Exercise brief – Pictures do not belong in the copy; restate the records below word for word.
_ _ _ _
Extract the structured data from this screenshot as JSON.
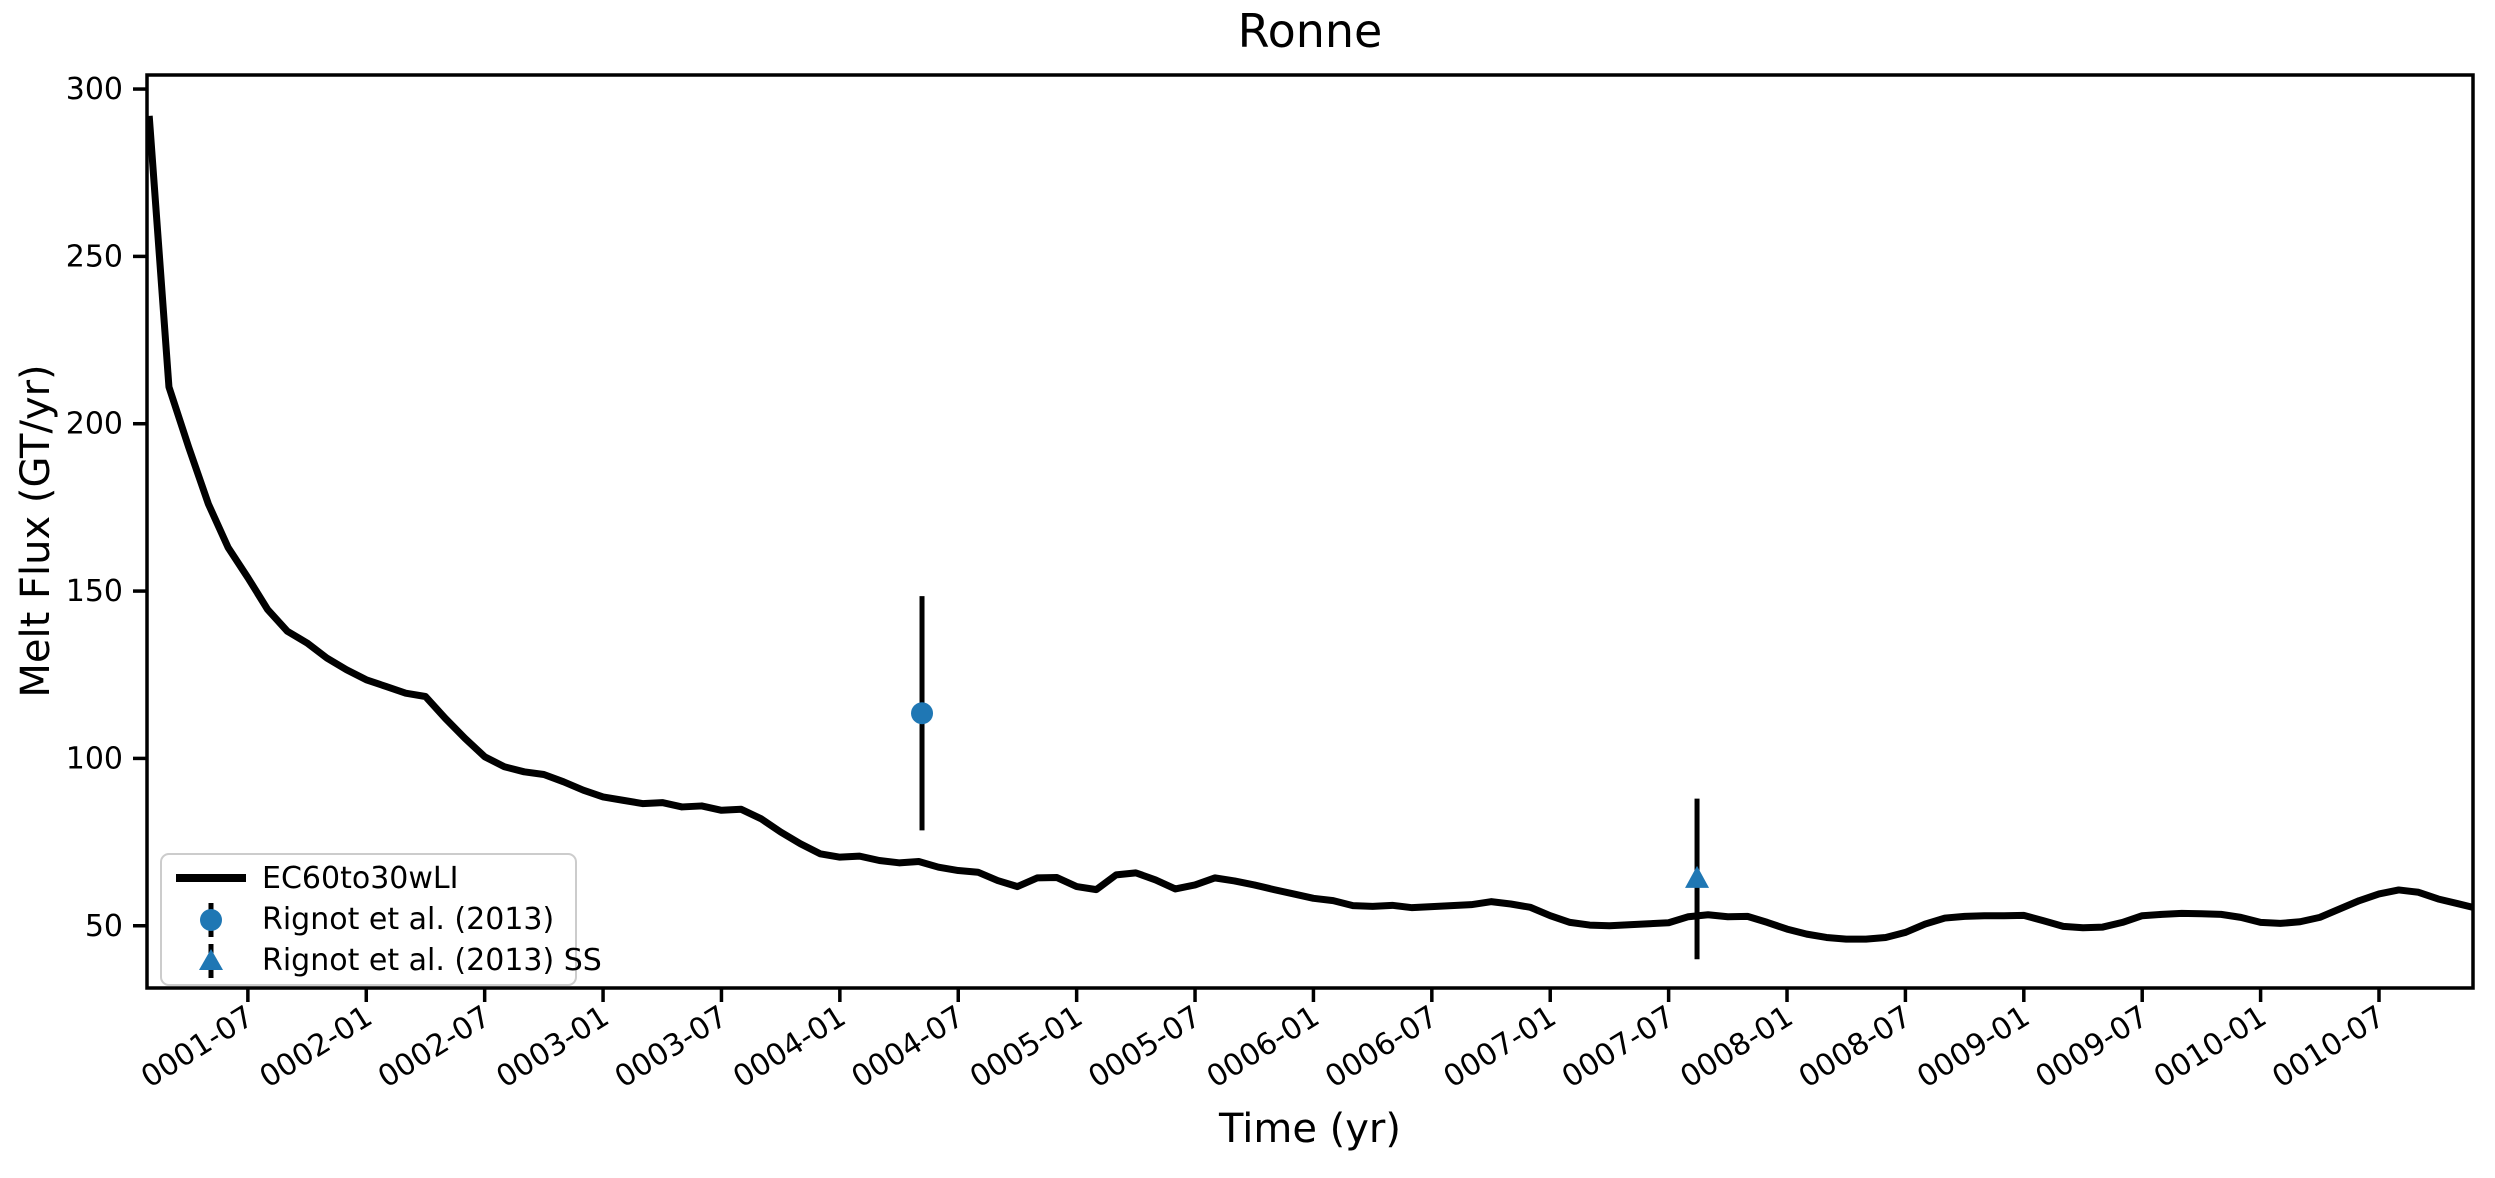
{
  "legend": {
    "border_color": "#cccccc",
    "items": [
      {
        "label": "EC60to30wLI",
        "marker": "thick-line",
        "color": "#000000"
      },
      {
        "label": "Rignot et al. (2013)",
        "marker": "circle-errorbar",
        "color": "#1f77b4"
      },
      {
        "label": "Rignot et al. (2013) SS",
        "marker": "triangle-errorbar",
        "color": "#1f77b4"
      }
    ]
  },
  "chart_data": {
    "type": "line",
    "title": "Ronne",
    "xlabel": "Time (yr)",
    "ylabel": "Melt Flux (GT/yr)",
    "grid": false,
    "legend_position": "lower-left",
    "x_axis": {
      "min_year": 1.074,
      "max_year": 10.897,
      "first_tick_year": 1.5,
      "tick_interval_years": 0.5,
      "tick_labels": [
        "0001-07",
        "0002-01",
        "0002-07",
        "0003-01",
        "0003-07",
        "0004-01",
        "0004-07",
        "0005-01",
        "0005-07",
        "0006-01",
        "0006-07",
        "0007-01",
        "0007-07",
        "0008-01",
        "0008-07",
        "0009-01",
        "0009-07",
        "0010-01",
        "0010-07"
      ]
    },
    "y_axis": {
      "min": 31.4,
      "max": 304.2,
      "tick_values": [
        50,
        100,
        150,
        200,
        250,
        300
      ]
    },
    "series": [
      {
        "name": "EC60to30wLI",
        "color": "#000000",
        "linewidth": 7,
        "cadence": "monthly",
        "time_start_year": 1,
        "units": "GT/yr",
        "values": [
          292,
          211,
          193,
          176,
          163,
          154,
          144.5,
          138,
          134.5,
          130,
          126.5,
          123.5,
          121.5,
          119.5,
          118.5,
          112,
          106,
          100.5,
          97.5,
          96,
          95.2,
          93,
          90.5,
          88.5,
          87.5,
          86.5,
          86.8,
          85.5,
          85.8,
          84.5,
          84.8,
          82,
          78,
          74.5,
          71.5,
          70.5,
          70.8,
          69.5,
          68.8,
          69.2,
          67.5,
          66.5,
          66,
          63.5,
          61.7,
          64.3,
          64.4,
          61.7,
          60.8,
          65.2,
          65.8,
          63.7,
          61.0,
          62.2,
          64.3,
          63.4,
          62.2,
          60.8,
          59.5,
          58.2,
          57.5,
          56.0,
          55.8,
          56.1,
          55.4,
          55.7,
          56.0,
          56.3,
          57.2,
          56.5,
          55.5,
          53.0,
          51,
          50.2,
          50,
          50.3,
          50.6,
          50.9,
          52.7,
          53.3,
          52.7,
          52.8,
          51,
          49,
          47.5,
          46.5,
          46,
          46,
          46.5,
          48,
          50.5,
          52.3,
          52.8,
          53,
          53,
          53.1,
          51.5,
          49.8,
          49.4,
          49.6,
          51,
          53,
          53.4,
          53.7,
          53.6,
          53.4,
          52.5,
          51,
          50.7,
          51.2,
          52.5,
          55,
          57.5,
          59.5,
          60.7,
          60,
          58,
          56.6,
          55.5
        ]
      }
    ],
    "observations": [
      {
        "label": "Rignot et al. (2013)",
        "marker": "circle",
        "color": "#1f77b4",
        "t_year": 4.347,
        "value": 113.5,
        "error_plus": 35,
        "error_minus": 35
      },
      {
        "label": "Rignot et al. (2013) SS",
        "marker": "triangle",
        "color": "#1f77b4",
        "t_year": 7.62,
        "value": 64,
        "error_plus": 24,
        "error_minus": 24
      }
    ]
  }
}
_ _ _ _
Exercise output –
Extract the structured data from this screenshot as JSON.
{
  "legend": {
    "border_color": "#cccccc",
    "items": [
      {
        "label": "EC60to30wLI",
        "marker": "thick-line",
        "color": "#000000"
      },
      {
        "label": "Rignot et al. (2013)",
        "marker": "circle-errorbar",
        "color": "#1f77b4"
      },
      {
        "label": "Rignot et al. (2013) SS",
        "marker": "triangle-errorbar",
        "color": "#1f77b4"
      }
    ]
  },
  "chart_data": {
    "type": "line",
    "title": "Ronne",
    "xlabel": "Time (yr)",
    "ylabel": "Melt Flux (GT/yr)",
    "grid": false,
    "legend_position": "lower-left",
    "x_axis": {
      "min_year": 1.074,
      "max_year": 10.897,
      "first_tick_year": 1.5,
      "tick_interval_years": 0.5,
      "tick_labels": [
        "0001-07",
        "0002-01",
        "0002-07",
        "0003-01",
        "0003-07",
        "0004-01",
        "0004-07",
        "0005-01",
        "0005-07",
        "0006-01",
        "0006-07",
        "0007-01",
        "0007-07",
        "0008-01",
        "0008-07",
        "0009-01",
        "0009-07",
        "0010-01",
        "0010-07"
      ]
    },
    "y_axis": {
      "min": 31.4,
      "max": 304.2,
      "tick_values": [
        50,
        100,
        150,
        200,
        250,
        300
      ]
    },
    "series": [
      {
        "name": "EC60to30wLI",
        "color": "#000000",
        "linewidth": 7,
        "cadence": "monthly",
        "time_start_year": 1,
        "units": "GT/yr",
        "values": [
          292,
          211,
          193,
          176,
          163,
          154,
          144.5,
          138,
          134.5,
          130,
          126.5,
          123.5,
          121.5,
          119.5,
          118.5,
          112,
          106,
          100.5,
          97.5,
          96,
          95.2,
          93,
          90.5,
          88.5,
          87.5,
          86.5,
          86.8,
          85.5,
          85.8,
          84.5,
          84.8,
          82,
          78,
          74.5,
          71.5,
          70.5,
          70.8,
          69.5,
          68.8,
          69.2,
          67.5,
          66.5,
          66,
          63.5,
          61.7,
          64.3,
          64.4,
          61.7,
          60.8,
          65.2,
          65.8,
          63.7,
          61.0,
          62.2,
          64.3,
          63.4,
          62.2,
          60.8,
          59.5,
          58.2,
          57.5,
          56.0,
          55.8,
          56.1,
          55.4,
          55.7,
          56.0,
          56.3,
          57.2,
          56.5,
          55.5,
          53.0,
          51,
          50.2,
          50,
          50.3,
          50.6,
          50.9,
          52.7,
          53.3,
          52.7,
          52.8,
          51,
          49,
          47.5,
          46.5,
          46,
          46,
          46.5,
          48,
          50.5,
          52.3,
          52.8,
          53,
          53,
          53.1,
          51.5,
          49.8,
          49.4,
          49.6,
          51,
          53,
          53.4,
          53.7,
          53.6,
          53.4,
          52.5,
          51,
          50.7,
          51.2,
          52.5,
          55,
          57.5,
          59.5,
          60.7,
          60,
          58,
          56.6,
          55.5
        ]
      }
    ],
    "observations": [
      {
        "label": "Rignot et al. (2013)",
        "marker": "circle",
        "color": "#1f77b4",
        "t_year": 4.347,
        "value": 113.5,
        "error_plus": 35,
        "error_minus": 35
      },
      {
        "label": "Rignot et al. (2013) SS",
        "marker": "triangle",
        "color": "#1f77b4",
        "t_year": 7.62,
        "value": 64,
        "error_plus": 24,
        "error_minus": 24
      }
    ]
  }
}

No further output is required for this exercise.